Task instructions - Can you change every "sidebar-item" in the listing to "side-panel-item" and keep everything else as it is?
◇ ◇ ◇ ◇ ◇ ◇ ◇
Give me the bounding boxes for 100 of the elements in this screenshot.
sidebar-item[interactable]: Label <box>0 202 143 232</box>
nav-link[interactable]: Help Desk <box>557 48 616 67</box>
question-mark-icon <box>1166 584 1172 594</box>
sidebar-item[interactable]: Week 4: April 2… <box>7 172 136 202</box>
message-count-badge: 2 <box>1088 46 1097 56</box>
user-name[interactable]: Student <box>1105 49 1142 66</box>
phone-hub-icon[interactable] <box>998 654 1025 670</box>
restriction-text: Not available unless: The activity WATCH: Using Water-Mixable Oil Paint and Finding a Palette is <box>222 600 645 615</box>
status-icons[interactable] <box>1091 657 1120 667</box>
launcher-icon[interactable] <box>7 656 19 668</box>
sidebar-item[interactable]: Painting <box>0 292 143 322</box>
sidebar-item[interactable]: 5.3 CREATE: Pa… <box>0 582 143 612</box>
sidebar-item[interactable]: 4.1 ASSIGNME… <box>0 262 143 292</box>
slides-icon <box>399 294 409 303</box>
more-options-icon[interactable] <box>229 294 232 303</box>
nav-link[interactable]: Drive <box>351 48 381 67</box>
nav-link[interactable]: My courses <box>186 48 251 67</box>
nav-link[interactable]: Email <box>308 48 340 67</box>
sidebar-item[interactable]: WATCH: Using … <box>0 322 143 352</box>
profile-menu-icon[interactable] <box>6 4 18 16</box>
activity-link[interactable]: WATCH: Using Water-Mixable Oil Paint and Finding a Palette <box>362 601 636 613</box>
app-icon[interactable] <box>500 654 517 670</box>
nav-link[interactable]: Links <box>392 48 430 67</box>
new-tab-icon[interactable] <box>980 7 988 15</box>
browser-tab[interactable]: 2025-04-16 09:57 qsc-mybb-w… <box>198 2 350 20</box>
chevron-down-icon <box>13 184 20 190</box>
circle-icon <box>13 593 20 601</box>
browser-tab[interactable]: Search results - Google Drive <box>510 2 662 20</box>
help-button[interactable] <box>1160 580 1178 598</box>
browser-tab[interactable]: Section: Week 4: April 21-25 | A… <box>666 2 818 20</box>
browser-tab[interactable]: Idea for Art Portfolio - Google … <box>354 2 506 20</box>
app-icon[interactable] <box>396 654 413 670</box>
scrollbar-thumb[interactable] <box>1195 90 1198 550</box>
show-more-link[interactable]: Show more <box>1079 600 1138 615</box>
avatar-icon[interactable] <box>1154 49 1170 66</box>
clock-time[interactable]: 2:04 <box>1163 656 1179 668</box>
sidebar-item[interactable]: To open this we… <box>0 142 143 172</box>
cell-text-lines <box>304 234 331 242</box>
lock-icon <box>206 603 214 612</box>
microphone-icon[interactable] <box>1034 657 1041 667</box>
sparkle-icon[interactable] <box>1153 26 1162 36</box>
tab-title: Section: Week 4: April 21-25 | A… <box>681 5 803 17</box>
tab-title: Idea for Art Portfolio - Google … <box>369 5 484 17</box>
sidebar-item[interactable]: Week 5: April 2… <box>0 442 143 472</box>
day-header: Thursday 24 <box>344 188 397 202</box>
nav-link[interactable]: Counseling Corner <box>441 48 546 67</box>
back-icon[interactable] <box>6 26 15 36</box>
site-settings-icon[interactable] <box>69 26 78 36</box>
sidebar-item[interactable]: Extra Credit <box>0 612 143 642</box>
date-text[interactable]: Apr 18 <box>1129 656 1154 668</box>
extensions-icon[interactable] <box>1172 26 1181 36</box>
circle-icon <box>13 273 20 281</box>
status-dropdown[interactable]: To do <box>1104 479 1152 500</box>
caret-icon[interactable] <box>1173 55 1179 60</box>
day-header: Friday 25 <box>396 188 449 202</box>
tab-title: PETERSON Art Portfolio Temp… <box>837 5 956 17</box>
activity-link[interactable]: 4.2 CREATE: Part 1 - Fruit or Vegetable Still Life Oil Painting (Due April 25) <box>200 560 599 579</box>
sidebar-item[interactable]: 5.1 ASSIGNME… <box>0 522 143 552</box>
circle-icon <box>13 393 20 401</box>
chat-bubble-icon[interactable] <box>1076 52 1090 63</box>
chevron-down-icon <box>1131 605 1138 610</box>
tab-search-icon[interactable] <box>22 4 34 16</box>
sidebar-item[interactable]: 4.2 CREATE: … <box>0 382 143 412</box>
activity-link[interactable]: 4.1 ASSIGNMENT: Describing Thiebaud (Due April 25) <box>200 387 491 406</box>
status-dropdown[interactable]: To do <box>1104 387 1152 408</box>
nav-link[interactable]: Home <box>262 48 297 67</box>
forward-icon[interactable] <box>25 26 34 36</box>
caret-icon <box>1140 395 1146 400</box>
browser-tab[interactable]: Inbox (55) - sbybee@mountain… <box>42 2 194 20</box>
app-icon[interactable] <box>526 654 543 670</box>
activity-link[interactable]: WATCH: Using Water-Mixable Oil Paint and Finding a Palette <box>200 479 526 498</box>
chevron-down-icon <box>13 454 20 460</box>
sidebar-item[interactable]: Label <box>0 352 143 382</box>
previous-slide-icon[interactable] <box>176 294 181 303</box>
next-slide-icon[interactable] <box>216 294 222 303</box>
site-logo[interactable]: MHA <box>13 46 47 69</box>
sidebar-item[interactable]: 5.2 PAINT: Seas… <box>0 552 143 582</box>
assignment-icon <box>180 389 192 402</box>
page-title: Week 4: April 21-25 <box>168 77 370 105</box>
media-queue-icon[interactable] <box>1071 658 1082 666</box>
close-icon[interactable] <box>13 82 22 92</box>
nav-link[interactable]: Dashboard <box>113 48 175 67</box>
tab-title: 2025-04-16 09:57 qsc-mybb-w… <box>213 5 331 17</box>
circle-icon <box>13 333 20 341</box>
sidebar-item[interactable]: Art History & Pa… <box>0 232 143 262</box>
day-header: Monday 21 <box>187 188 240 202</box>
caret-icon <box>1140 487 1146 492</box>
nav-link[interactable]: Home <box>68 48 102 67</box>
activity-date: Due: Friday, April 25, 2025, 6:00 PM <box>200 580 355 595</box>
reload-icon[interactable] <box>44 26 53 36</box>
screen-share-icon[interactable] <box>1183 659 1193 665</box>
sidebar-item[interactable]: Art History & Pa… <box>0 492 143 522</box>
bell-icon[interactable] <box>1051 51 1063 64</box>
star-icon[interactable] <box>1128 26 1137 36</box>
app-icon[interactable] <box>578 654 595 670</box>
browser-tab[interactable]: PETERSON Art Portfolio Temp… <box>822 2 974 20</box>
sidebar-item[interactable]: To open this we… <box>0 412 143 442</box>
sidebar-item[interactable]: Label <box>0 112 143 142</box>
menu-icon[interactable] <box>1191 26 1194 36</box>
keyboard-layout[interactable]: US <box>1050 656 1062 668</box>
◇ ◇ ◇ ◇ ◇ ◇ ◇
Solution to this task -
Give me the bounding boxes for 100 of the elements in this screenshot.
side-panel-item[interactable]: Label <box>0 202 143 232</box>
nav-link[interactable]: Help Desk <box>557 48 616 67</box>
question-mark-icon <box>1166 584 1172 594</box>
side-panel-item[interactable]: Week 4: April 2… <box>7 172 136 202</box>
message-count-badge: 2 <box>1088 46 1097 56</box>
user-name[interactable]: Student <box>1105 49 1142 66</box>
phone-hub-icon[interactable] <box>998 654 1025 670</box>
restriction-text: Not available unless: The activity WATCH: Using Water-Mixable Oil Paint and Finding a Palette is <box>222 600 645 615</box>
status-icons[interactable] <box>1091 657 1120 667</box>
launcher-icon[interactable] <box>7 656 19 668</box>
side-panel-item[interactable]: Painting <box>0 292 143 322</box>
side-panel-item[interactable]: 5.3 CREATE: Pa… <box>0 582 143 612</box>
side-panel-item[interactable]: 4.1 ASSIGNME… <box>0 262 143 292</box>
slides-icon <box>399 294 409 303</box>
more-options-icon[interactable] <box>229 294 232 303</box>
nav-link[interactable]: Drive <box>351 48 381 67</box>
nav-link[interactable]: My courses <box>186 48 251 67</box>
nav-link[interactable]: Email <box>308 48 340 67</box>
side-panel-item[interactable]: WATCH: Using … <box>0 322 143 352</box>
profile-menu-icon[interactable] <box>6 4 18 16</box>
activity-link[interactable]: WATCH: Using Water-Mixable Oil Paint and Finding a Palette <box>362 601 636 613</box>
app-icon[interactable] <box>500 654 517 670</box>
nav-link[interactable]: Links <box>392 48 430 67</box>
new-tab-icon[interactable] <box>980 7 988 15</box>
browser-tab[interactable]: 2025-04-16 09:57 qsc-mybb-w… <box>198 2 350 20</box>
chevron-down-icon <box>13 184 20 190</box>
circle-icon <box>13 593 20 601</box>
browser-tab[interactable]: Search results - Google Drive <box>510 2 662 20</box>
help-button[interactable] <box>1160 580 1178 598</box>
browser-tab[interactable]: Section: Week 4: April 21-25 | A… <box>666 2 818 20</box>
browser-tab[interactable]: Idea for Art Portfolio - Google … <box>354 2 506 20</box>
app-icon[interactable] <box>396 654 413 670</box>
scrollbar-thumb[interactable] <box>1195 90 1198 550</box>
show-more-link[interactable]: Show more <box>1079 600 1138 615</box>
avatar-icon[interactable] <box>1154 49 1170 66</box>
clock-time[interactable]: 2:04 <box>1163 656 1179 668</box>
side-panel-item[interactable]: To open this we… <box>0 142 143 172</box>
cell-text-lines <box>304 234 331 242</box>
lock-icon <box>206 603 214 612</box>
microphone-icon[interactable] <box>1034 657 1041 667</box>
sparkle-icon[interactable] <box>1153 26 1162 36</box>
tab-title: Section: Week 4: April 21-25 | A… <box>681 5 803 17</box>
tab-title: Idea for Art Portfolio - Google … <box>369 5 484 17</box>
side-panel-item[interactable]: Week 5: April 2… <box>0 442 143 472</box>
day-header: Thursday 24 <box>344 188 397 202</box>
nav-link[interactable]: Counseling Corner <box>441 48 546 67</box>
back-icon[interactable] <box>6 26 15 36</box>
site-settings-icon[interactable] <box>69 26 78 36</box>
side-panel-item[interactable]: Extra Credit <box>0 612 143 642</box>
date-text[interactable]: Apr 18 <box>1129 656 1154 668</box>
extensions-icon[interactable] <box>1172 26 1181 36</box>
circle-icon <box>13 273 20 281</box>
status-dropdown[interactable]: To do <box>1104 479 1152 500</box>
caret-icon[interactable] <box>1173 55 1179 60</box>
day-header: Friday 25 <box>396 188 449 202</box>
tab-title: PETERSON Art Portfolio Temp… <box>837 5 956 17</box>
activity-link[interactable]: 4.2 CREATE: Part 1 - Fruit or Vegetable Still Life Oil Painting (Due April 25) <box>200 560 599 579</box>
side-panel-item[interactable]: 5.1 ASSIGNME… <box>0 522 143 552</box>
circle-icon <box>13 393 20 401</box>
chat-bubble-icon[interactable] <box>1076 52 1090 63</box>
chevron-down-icon <box>1131 605 1138 610</box>
tab-search-icon[interactable] <box>22 4 34 16</box>
side-panel-item[interactable]: 4.2 CREATE: … <box>0 382 143 412</box>
activity-link[interactable]: 4.1 ASSIGNMENT: Describing Thiebaud (Due April 25) <box>200 387 491 406</box>
status-dropdown[interactable]: To do <box>1104 387 1152 408</box>
nav-link[interactable]: Home <box>262 48 297 67</box>
forward-icon[interactable] <box>25 26 34 36</box>
caret-icon <box>1140 395 1146 400</box>
browser-tab[interactable]: Inbox (55) - sbybee@mountain… <box>42 2 194 20</box>
app-icon[interactable] <box>526 654 543 670</box>
activity-link[interactable]: WATCH: Using Water-Mixable Oil Paint and Finding a Palette <box>200 479 526 498</box>
chevron-down-icon <box>13 454 20 460</box>
side-panel-item[interactable]: Label <box>0 352 143 382</box>
previous-slide-icon[interactable] <box>176 294 181 303</box>
next-slide-icon[interactable] <box>216 294 222 303</box>
site-logo[interactable]: MHA <box>13 46 47 69</box>
side-panel-item[interactable]: 5.2 PAINT: Seas… <box>0 552 143 582</box>
assignment-icon <box>180 389 192 402</box>
page-title: Week 4: April 21-25 <box>168 77 370 105</box>
media-queue-icon[interactable] <box>1071 658 1082 666</box>
close-icon[interactable] <box>13 82 22 92</box>
nav-link[interactable]: Dashboard <box>113 48 175 67</box>
tab-title: 2025-04-16 09:57 qsc-mybb-w… <box>213 5 331 17</box>
circle-icon <box>13 333 20 341</box>
side-panel-item[interactable]: Art History & Pa… <box>0 232 143 262</box>
day-header: Monday 21 <box>187 188 240 202</box>
caret-icon <box>1140 487 1146 492</box>
nav-link[interactable]: Home <box>68 48 102 67</box>
activity-date: Due: Friday, April 25, 2025, 6:00 PM <box>200 580 355 595</box>
reload-icon[interactable] <box>44 26 53 36</box>
screen-share-icon[interactable] <box>1183 659 1193 665</box>
side-panel-item[interactable]: Art History & Pa… <box>0 492 143 522</box>
bell-icon[interactable] <box>1051 51 1063 64</box>
star-icon[interactable] <box>1128 26 1137 36</box>
app-icon[interactable] <box>578 654 595 670</box>
browser-tab[interactable]: PETERSON Art Portfolio Temp… <box>822 2 974 20</box>
side-panel-item[interactable]: To open this we… <box>0 412 143 442</box>
side-panel-item[interactable]: Label <box>0 112 143 142</box>
menu-icon[interactable] <box>1191 26 1194 36</box>
keyboard-layout[interactable]: US <box>1050 656 1062 668</box>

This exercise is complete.